**INPUT ROWS:**

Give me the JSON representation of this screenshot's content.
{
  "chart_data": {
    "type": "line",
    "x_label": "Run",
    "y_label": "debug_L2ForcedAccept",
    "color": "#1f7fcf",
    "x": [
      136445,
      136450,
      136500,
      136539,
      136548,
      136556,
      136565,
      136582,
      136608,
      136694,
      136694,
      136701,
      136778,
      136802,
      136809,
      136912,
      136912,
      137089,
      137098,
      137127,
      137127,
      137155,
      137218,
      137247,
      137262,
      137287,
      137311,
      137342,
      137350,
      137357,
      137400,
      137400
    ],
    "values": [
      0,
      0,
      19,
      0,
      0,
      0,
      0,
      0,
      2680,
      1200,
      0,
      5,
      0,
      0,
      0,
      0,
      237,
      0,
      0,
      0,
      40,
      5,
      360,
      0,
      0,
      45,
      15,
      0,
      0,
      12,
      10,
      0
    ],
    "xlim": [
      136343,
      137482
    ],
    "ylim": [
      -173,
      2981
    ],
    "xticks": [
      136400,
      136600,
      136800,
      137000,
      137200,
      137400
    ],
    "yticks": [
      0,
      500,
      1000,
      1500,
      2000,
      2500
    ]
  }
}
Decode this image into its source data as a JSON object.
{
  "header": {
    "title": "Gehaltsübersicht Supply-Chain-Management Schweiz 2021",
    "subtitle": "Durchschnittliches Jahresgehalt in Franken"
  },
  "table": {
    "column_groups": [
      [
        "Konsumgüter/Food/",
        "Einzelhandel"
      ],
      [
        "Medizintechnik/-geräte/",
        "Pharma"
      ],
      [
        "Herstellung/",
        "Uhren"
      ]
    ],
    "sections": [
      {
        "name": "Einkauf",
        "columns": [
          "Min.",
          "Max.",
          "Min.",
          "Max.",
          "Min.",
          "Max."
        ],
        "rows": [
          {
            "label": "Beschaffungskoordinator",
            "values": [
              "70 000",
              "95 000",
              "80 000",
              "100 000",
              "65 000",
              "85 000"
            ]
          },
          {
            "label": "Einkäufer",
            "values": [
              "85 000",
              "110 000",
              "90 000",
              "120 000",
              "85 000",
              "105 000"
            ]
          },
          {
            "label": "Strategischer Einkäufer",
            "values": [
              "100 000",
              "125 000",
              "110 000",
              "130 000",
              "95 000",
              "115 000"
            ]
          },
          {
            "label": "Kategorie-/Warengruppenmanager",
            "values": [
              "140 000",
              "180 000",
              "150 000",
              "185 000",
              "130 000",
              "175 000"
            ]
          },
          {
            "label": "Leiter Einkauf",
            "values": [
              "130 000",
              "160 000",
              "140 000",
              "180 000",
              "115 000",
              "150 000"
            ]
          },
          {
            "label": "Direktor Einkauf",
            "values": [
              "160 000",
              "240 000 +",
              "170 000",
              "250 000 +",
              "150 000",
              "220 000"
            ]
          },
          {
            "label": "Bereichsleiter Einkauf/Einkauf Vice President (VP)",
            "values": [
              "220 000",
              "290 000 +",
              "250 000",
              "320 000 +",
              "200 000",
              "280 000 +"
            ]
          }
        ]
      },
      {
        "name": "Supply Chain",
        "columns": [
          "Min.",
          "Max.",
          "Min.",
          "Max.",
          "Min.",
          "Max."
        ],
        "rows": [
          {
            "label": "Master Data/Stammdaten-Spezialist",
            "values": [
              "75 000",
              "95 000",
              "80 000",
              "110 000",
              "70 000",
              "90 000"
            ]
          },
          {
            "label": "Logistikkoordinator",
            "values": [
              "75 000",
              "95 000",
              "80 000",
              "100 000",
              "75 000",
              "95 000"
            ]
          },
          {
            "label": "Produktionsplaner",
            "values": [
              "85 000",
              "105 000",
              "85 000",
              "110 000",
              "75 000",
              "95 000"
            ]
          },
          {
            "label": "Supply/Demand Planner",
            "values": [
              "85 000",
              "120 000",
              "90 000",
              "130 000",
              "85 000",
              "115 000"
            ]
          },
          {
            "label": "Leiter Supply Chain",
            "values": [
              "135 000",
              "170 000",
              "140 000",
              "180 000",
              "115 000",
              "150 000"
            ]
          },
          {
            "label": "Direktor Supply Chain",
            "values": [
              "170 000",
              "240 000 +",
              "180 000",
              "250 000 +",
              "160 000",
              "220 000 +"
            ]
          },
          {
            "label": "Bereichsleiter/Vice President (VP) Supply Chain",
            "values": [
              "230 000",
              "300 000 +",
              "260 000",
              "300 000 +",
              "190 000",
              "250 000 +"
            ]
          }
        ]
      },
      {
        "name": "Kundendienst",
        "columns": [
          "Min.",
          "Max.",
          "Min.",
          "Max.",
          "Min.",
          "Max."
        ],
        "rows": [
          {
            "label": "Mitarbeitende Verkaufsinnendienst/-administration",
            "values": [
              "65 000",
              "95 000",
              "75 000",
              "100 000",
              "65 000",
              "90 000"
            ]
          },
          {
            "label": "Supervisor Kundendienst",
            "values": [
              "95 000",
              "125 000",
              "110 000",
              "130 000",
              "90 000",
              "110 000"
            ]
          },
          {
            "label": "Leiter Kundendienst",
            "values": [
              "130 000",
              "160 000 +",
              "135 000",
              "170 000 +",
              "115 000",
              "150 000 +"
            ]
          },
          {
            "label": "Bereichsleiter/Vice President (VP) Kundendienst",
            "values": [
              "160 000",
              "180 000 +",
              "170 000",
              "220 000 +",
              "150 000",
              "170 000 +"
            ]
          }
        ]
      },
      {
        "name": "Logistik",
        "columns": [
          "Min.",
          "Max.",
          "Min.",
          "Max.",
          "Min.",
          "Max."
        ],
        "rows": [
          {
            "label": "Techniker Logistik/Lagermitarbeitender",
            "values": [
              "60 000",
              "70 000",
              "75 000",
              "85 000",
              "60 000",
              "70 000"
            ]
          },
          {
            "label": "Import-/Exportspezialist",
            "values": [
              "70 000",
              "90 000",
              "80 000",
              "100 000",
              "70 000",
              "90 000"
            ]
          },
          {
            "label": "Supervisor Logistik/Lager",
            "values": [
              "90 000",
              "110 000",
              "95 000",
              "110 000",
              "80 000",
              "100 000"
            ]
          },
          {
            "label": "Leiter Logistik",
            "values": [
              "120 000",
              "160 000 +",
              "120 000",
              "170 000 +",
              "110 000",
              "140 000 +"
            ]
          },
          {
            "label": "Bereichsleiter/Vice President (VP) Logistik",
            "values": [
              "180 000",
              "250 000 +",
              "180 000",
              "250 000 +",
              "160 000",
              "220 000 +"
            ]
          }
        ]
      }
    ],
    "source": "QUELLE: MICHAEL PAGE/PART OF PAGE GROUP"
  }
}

**INSTRUCTIONS TO FOLLOW:**
Exactly reproduce the material above.

**ANSWER TO THE EXERCISE:**
Give me the JSON representation of this screenshot's content.
{
  "chart_data": {
    "type": "line",
    "x_label": "Run",
    "y_label": "debug_L2ForcedAccept",
    "color": "#1f7fcf",
    "x": [
      136445,
      136450,
      136500,
      136539,
      136548,
      136556,
      136565,
      136582,
      136608,
      136694,
      136694,
      136701,
      136778,
      136802,
      136809,
      136912,
      136912,
      137089,
      137098,
      137127,
      137127,
      137155,
      137218,
      137247,
      137262,
      137287,
      137311,
      137342,
      137350,
      137357,
      137400,
      137400
    ],
    "values": [
      0,
      0,
      19,
      0,
      0,
      0,
      0,
      0,
      2680,
      1200,
      0,
      5,
      0,
      0,
      0,
      0,
      237,
      0,
      0,
      0,
      40,
      5,
      360,
      0,
      0,
      45,
      15,
      0,
      0,
      12,
      10,
      0
    ],
    "xlim": [
      136343,
      137482
    ],
    "ylim": [
      -173,
      2981
    ],
    "xticks": [
      136400,
      136600,
      136800,
      137000,
      137200,
      137400
    ],
    "yticks": [
      0,
      500,
      1000,
      1500,
      2000,
      2500
    ]
  }
}
Decode this image into its source data as a JSON object.
{
  "header": {
    "title": "Gehaltsübersicht Supply-Chain-Management Schweiz 2021",
    "subtitle": "Durchschnittliches Jahresgehalt in Franken"
  },
  "table": {
    "column_groups": [
      [
        "Konsumgüter/Food/",
        "Einzelhandel"
      ],
      [
        "Medizintechnik/-geräte/",
        "Pharma"
      ],
      [
        "Herstellung/",
        "Uhren"
      ]
    ],
    "sections": [
      {
        "name": "Einkauf",
        "columns": [
          "Min.",
          "Max.",
          "Min.",
          "Max.",
          "Min.",
          "Max."
        ],
        "rows": [
          {
            "label": "Beschaffungskoordinator",
            "values": [
              "70 000",
              "95 000",
              "80 000",
              "100 000",
              "65 000",
              "85 000"
            ]
          },
          {
            "label": "Einkäufer",
            "values": [
              "85 000",
              "110 000",
              "90 000",
              "120 000",
              "85 000",
              "105 000"
            ]
          },
          {
            "label": "Strategischer Einkäufer",
            "values": [
              "100 000",
              "125 000",
              "110 000",
              "130 000",
              "95 000",
              "115 000"
            ]
          },
          {
            "label": "Kategorie-/Warengruppenmanager",
            "values": [
              "140 000",
              "180 000",
              "150 000",
              "185 000",
              "130 000",
              "175 000"
            ]
          },
          {
            "label": "Leiter Einkauf",
            "values": [
              "130 000",
              "160 000",
              "140 000",
              "180 000",
              "115 000",
              "150 000"
            ]
          },
          {
            "label": "Direktor Einkauf",
            "values": [
              "160 000",
              "240 000 +",
              "170 000",
              "250 000 +",
              "150 000",
              "220 000"
            ]
          },
          {
            "label": "Bereichsleiter Einkauf/Einkauf Vice President (VP)",
            "values": [
              "220 000",
              "290 000 +",
              "250 000",
              "320 000 +",
              "200 000",
              "280 000 +"
            ]
          }
        ]
      },
      {
        "name": "Supply Chain",
        "columns": [
          "Min.",
          "Max.",
          "Min.",
          "Max.",
          "Min.",
          "Max."
        ],
        "rows": [
          {
            "label": "Master Data/Stammdaten-Spezialist",
            "values": [
              "75 000",
              "95 000",
              "80 000",
              "110 000",
              "70 000",
              "90 000"
            ]
          },
          {
            "label": "Logistikkoordinator",
            "values": [
              "75 000",
              "95 000",
              "80 000",
              "100 000",
              "75 000",
              "95 000"
            ]
          },
          {
            "label": "Produktionsplaner",
            "values": [
              "85 000",
              "105 000",
              "85 000",
              "110 000",
              "75 000",
              "95 000"
            ]
          },
          {
            "label": "Supply/Demand Planner",
            "values": [
              "85 000",
              "120 000",
              "90 000",
              "130 000",
              "85 000",
              "115 000"
            ]
          },
          {
            "label": "Leiter Supply Chain",
            "values": [
              "135 000",
              "170 000",
              "140 000",
              "180 000",
              "115 000",
              "150 000"
            ]
          },
          {
            "label": "Direktor Supply Chain",
            "values": [
              "170 000",
              "240 000 +",
              "180 000",
              "250 000 +",
              "160 000",
              "220 000 +"
            ]
          },
          {
            "label": "Bereichsleiter/Vice President (VP) Supply Chain",
            "values": [
              "230 000",
              "300 000 +",
              "260 000",
              "300 000 +",
              "190 000",
              "250 000 +"
            ]
          }
        ]
      },
      {
        "name": "Kundendienst",
        "columns": [
          "Min.",
          "Max.",
          "Min.",
          "Max.",
          "Min.",
          "Max."
        ],
        "rows": [
          {
            "label": "Mitarbeitende Verkaufsinnendienst/-administration",
            "values": [
              "65 000",
              "95 000",
              "75 000",
              "100 000",
              "65 000",
              "90 000"
            ]
          },
          {
            "label": "Supervisor Kundendienst",
            "values": [
              "95 000",
              "125 000",
              "110 000",
              "130 000",
              "90 000",
              "110 000"
            ]
          },
          {
            "label": "Leiter Kundendienst",
            "values": [
              "130 000",
              "160 000 +",
              "135 000",
              "170 000 +",
              "115 000",
              "150 000 +"
            ]
          },
          {
            "label": "Bereichsleiter/Vice President (VP) Kundendienst",
            "values": [
              "160 000",
              "180 000 +",
              "170 000",
              "220 000 +",
              "150 000",
              "170 000 +"
            ]
          }
        ]
      },
      {
        "name": "Logistik",
        "columns": [
          "Min.",
          "Max.",
          "Min.",
          "Max.",
          "Min.",
          "Max."
        ],
        "rows": [
          {
            "label": "Techniker Logistik/Lagermitarbeitender",
            "values": [
              "60 000",
              "70 000",
              "75 000",
              "85 000",
              "60 000",
              "70 000"
            ]
          },
          {
            "label": "Import-/Exportspezialist",
            "values": [
              "70 000",
              "90 000",
              "80 000",
              "100 000",
              "70 000",
              "90 000"
            ]
          },
          {
            "label": "Supervisor Logistik/Lager",
            "values": [
              "90 000",
              "110 000",
              "95 000",
              "110 000",
              "80 000",
              "100 000"
            ]
          },
          {
            "label": "Leiter Logistik",
            "values": [
              "120 000",
              "160 000 +",
              "120 000",
              "170 000 +",
              "110 000",
              "140 000 +"
            ]
          },
          {
            "label": "Bereichsleiter/Vice President (VP) Logistik",
            "values": [
              "180 000",
              "250 000 +",
              "180 000",
              "250 000 +",
              "160 000",
              "220 000 +"
            ]
          }
        ]
      }
    ],
    "source": "QUELLE: MICHAEL PAGE/PART OF PAGE GROUP"
  }
}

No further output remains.